Explore the material:
A - Summarize the passage below on academic procrastination in two sentences.
B - From the passage below on academic procrastination, write out word for word the part starting with "This study has certain" and going on through "beyond the pandemic.".

Top of Given passage

This study has enriched the applicability of the Biopsychosocial Model in the context of public crises by suggesting that the predictors associated with academic procrastination are indeed interrelated with students’ biological, psychological, and social aspects. Simultaneously, this study could provide a series of practical implications for educational stakeholders. The findings of the study suggest that students bear the primary responsibility for combating academic procrastination, but maintaining personal well-being is essential for improving self-regulation, which is necessary for effectively addressing procrastination. This would enable students to better utilize campus resources, such as engaging in group studies and utilizing counseling services to mitigate tendencies toward academic procrastination. Additionally, it is important for lecturers to provide academic and emotional support to enhance students’ self-esteem and autonomy as they are significant factors in addressing academic procrastination behavior. Lastly, the findings of the study could offer insights to university management on optimizing student support services such as wellness centers, counseling services, and academic advising centers. This optimization would aim to consistently ensure student well-being and enhance the sense of school belonging, especially during times of crisis to reduce academic procrastination behavior among students.

Limitation and future research

This study has certain limitations. Adopting a cross-sectional design may restrict the depth of understanding over time. Moreover, the respondents all come from a university in the Guangxi Zhuang Autonomous Region, which could potentially limit the generalizability of the research results. Future research could focus on enhancing understanding by observing the interactions between the predictors and changes in academic procrastination over time. Additionally, recruiting participants from different regions or institutions could improve the generalizability of the findings. Researcher is also encouraged to investigate other potential variables that are not included in this study to expand the understanding of academic procrastination behavior and its determinants. This could be beneficial in the endeavor to reduce academic procrastination behavior beyond the pandemic.

Bottom of Given passage
Top of Data section

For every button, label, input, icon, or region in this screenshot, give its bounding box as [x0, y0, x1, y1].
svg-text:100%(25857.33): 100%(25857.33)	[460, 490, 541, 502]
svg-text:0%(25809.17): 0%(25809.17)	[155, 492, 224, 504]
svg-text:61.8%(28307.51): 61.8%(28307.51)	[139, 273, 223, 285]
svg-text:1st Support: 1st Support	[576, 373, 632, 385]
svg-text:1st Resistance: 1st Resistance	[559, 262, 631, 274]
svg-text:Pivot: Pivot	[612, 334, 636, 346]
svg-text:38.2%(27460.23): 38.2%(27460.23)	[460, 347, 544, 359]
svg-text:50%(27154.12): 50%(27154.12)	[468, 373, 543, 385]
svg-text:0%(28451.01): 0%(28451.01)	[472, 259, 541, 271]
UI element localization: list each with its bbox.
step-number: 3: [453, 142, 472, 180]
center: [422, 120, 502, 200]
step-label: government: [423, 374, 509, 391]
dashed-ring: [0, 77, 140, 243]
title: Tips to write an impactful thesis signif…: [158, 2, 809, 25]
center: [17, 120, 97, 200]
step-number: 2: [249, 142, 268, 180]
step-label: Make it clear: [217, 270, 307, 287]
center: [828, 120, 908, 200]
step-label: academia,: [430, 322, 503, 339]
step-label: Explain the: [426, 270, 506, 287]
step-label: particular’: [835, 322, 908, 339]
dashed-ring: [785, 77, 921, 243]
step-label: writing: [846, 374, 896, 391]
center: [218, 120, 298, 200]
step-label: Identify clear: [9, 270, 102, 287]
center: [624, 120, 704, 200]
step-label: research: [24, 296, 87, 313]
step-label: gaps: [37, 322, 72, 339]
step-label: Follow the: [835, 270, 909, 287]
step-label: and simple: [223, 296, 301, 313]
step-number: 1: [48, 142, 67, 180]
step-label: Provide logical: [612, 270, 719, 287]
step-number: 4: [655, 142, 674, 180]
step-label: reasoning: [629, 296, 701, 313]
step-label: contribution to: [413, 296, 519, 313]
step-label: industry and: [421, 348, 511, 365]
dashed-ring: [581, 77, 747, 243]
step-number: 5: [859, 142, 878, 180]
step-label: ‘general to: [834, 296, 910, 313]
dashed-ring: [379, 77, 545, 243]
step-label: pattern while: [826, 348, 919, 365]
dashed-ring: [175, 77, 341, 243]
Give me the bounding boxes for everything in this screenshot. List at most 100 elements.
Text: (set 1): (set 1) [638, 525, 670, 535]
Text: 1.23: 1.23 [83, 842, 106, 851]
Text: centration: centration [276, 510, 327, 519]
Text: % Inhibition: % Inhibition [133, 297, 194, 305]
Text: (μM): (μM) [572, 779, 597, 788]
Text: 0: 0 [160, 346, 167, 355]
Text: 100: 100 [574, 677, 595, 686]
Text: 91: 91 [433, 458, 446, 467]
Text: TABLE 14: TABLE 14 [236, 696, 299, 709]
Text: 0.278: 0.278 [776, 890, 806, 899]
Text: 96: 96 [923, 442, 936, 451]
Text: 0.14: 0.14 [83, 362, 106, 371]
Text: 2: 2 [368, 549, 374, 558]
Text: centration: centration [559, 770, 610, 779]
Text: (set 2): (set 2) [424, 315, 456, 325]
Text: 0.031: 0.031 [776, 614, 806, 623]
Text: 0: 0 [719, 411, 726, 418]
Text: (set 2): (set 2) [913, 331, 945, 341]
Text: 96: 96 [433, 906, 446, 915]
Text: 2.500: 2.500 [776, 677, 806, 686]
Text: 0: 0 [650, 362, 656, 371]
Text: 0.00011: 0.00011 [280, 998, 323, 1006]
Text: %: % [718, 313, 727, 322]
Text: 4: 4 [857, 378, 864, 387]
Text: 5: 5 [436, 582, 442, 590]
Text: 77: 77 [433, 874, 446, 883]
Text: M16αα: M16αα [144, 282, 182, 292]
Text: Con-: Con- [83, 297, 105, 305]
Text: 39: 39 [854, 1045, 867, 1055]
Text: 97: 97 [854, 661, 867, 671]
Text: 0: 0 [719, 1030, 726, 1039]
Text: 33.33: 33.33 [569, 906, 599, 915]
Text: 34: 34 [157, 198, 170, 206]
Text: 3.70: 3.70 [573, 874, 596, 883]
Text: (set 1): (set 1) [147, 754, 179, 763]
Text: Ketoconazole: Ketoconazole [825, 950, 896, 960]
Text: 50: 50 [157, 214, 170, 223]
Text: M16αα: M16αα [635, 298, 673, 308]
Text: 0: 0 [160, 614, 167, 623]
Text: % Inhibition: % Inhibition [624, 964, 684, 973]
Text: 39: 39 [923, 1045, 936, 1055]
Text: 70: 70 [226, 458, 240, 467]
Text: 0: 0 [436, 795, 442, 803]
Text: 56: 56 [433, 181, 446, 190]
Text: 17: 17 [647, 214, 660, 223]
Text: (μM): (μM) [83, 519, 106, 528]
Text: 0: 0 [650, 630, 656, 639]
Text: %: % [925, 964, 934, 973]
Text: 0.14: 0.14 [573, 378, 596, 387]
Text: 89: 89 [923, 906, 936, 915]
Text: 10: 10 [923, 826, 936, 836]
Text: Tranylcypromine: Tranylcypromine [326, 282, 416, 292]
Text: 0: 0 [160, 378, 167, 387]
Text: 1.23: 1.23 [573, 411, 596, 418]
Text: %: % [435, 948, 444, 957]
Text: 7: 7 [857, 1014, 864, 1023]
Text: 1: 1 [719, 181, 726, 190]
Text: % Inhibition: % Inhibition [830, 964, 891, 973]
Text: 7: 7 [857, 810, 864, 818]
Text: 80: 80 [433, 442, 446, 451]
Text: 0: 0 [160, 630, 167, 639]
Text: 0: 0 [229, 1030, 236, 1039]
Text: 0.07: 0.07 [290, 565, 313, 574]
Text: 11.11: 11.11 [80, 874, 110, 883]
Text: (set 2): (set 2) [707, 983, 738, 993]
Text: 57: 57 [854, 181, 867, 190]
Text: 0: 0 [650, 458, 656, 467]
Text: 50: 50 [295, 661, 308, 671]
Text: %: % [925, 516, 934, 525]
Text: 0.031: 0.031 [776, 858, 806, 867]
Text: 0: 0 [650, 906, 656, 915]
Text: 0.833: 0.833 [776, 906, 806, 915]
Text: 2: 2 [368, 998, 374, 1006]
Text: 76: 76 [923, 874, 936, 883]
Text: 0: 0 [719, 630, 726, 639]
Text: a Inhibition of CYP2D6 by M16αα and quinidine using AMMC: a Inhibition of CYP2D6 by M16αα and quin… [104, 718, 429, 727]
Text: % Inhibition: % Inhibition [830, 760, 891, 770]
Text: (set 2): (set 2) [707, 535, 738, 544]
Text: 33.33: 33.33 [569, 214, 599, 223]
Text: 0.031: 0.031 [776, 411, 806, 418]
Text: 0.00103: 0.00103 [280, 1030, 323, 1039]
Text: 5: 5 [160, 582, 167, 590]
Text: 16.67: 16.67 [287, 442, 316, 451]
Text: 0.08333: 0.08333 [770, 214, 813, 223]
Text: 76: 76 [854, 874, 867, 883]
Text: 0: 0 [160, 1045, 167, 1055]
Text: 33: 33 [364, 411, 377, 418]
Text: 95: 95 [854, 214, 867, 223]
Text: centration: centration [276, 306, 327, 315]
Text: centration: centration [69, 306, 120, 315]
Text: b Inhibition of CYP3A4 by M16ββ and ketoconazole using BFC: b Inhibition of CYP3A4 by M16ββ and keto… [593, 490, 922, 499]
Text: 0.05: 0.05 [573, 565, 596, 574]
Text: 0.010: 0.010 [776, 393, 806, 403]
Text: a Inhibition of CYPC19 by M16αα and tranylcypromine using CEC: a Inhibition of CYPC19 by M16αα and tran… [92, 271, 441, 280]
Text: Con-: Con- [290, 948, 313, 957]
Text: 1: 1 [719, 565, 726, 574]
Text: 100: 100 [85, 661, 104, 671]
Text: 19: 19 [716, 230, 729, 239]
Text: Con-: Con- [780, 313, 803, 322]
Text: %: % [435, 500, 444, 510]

Bottom of Data section

Solutions to each task:
A - The study extends the Biopsychosocial Model to public crises by showing that predictors of academic procrastination are interrelated with students' biological, psychological, and social aspects, and it offers practical implications for students, lecturers, and university management. Its limitations are a cross-sectional design and respondents drawn from one university in the Guangxi Zhuang Autonomous Region, so future research could observe changes over time, recruit participants from other regions or institutions, and investigate additional variables.

B -
This study has certain limitations. Adopting a cross-sectional design may restrict the depth of understanding over time. Moreover, the respondents all come from a university in the Guangxi Zhuang Autonomous Region, which could potentially limit the generalizability of the research results. Future research could focus on enhancing understanding by observing the interactions between the predictors and changes in academic procrastination over time. Additionally, recruiting participants from different regions or institutions could improve the generalizability of the findings. Researcher is also encouraged to investigate other potential variables that are not included in this study to expand the understanding of academic procrastination behavior and its determinants. This could be beneficial in the endeavor to reduce academic procrastination behavior beyond the pandemic.